## START DATA TO USE
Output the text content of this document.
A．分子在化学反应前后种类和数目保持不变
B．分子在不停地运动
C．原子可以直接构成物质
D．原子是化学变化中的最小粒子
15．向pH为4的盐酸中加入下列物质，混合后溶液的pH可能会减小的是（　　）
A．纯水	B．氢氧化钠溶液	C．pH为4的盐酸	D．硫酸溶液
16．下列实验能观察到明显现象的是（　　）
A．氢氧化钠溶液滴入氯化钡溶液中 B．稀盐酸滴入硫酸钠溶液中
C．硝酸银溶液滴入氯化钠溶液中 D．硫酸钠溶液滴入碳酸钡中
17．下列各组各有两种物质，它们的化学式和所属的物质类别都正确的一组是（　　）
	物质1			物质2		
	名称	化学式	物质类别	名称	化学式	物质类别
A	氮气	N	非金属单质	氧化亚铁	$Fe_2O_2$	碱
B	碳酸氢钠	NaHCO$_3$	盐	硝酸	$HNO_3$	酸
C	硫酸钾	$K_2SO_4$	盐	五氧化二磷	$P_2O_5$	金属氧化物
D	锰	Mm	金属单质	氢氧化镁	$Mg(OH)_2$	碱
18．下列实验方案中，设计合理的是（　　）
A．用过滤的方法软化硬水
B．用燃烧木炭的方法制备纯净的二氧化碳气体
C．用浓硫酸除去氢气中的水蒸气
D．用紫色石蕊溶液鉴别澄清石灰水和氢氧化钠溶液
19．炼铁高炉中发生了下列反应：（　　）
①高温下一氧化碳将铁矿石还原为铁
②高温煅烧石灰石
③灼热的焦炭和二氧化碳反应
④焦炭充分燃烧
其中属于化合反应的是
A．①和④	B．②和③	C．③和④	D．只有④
## END DATA TO USE
_GIVEN INSTRUCTION:_
Write the listing out again, exactly as shown above.

_COMPLETE OUTPUT:_
Output the text content of this document.
A．分子在化学反应前后种类和数目保持不变
B．分子在不停地运动
C．原子可以直接构成物质
D．原子是化学变化中的最小粒子
15．向pH为4的盐酸中加入下列物质，混合后溶液的pH可能会减小的是（　　）
A．纯水	B．氢氧化钠溶液	C．pH为4的盐酸	D．硫酸溶液
16．下列实验能观察到明显现象的是（　　）
A．氢氧化钠溶液滴入氯化钡溶液中 B．稀盐酸滴入硫酸钠溶液中
C．硝酸银溶液滴入氯化钠溶液中 D．硫酸钠溶液滴入碳酸钡中
17．下列各组各有两种物质，它们的化学式和所属的物质类别都正确的一组是（　　）
	物质1			物质2		
	名称	化学式	物质类别	名称	化学式	物质类别
A	氮气	N	非金属单质	氧化亚铁	$Fe_2O_2$	碱
B	碳酸氢钠	NaHCO$_3$	盐	硝酸	$HNO_3$	酸
C	硫酸钾	$K_2SO_4$	盐	五氧化二磷	$P_2O_5$	金属氧化物
D	锰	Mm	金属单质	氢氧化镁	$Mg(OH)_2$	碱
18．下列实验方案中，设计合理的是（　　）
A．用过滤的方法软化硬水
B．用燃烧木炭的方法制备纯净的二氧化碳气体
C．用浓硫酸除去氢气中的水蒸气
D．用紫色石蕊溶液鉴别澄清石灰水和氢氧化钠溶液
19．炼铁高炉中发生了下列反应：（　　）
①高温下一氧化碳将铁矿石还原为铁
②高温煅烧石灰石
③灼热的焦炭和二氧化碳反应
④焦炭充分燃烧
其中属于化合反应的是
A．①和④	B．②和③	C．③和④	D．只有④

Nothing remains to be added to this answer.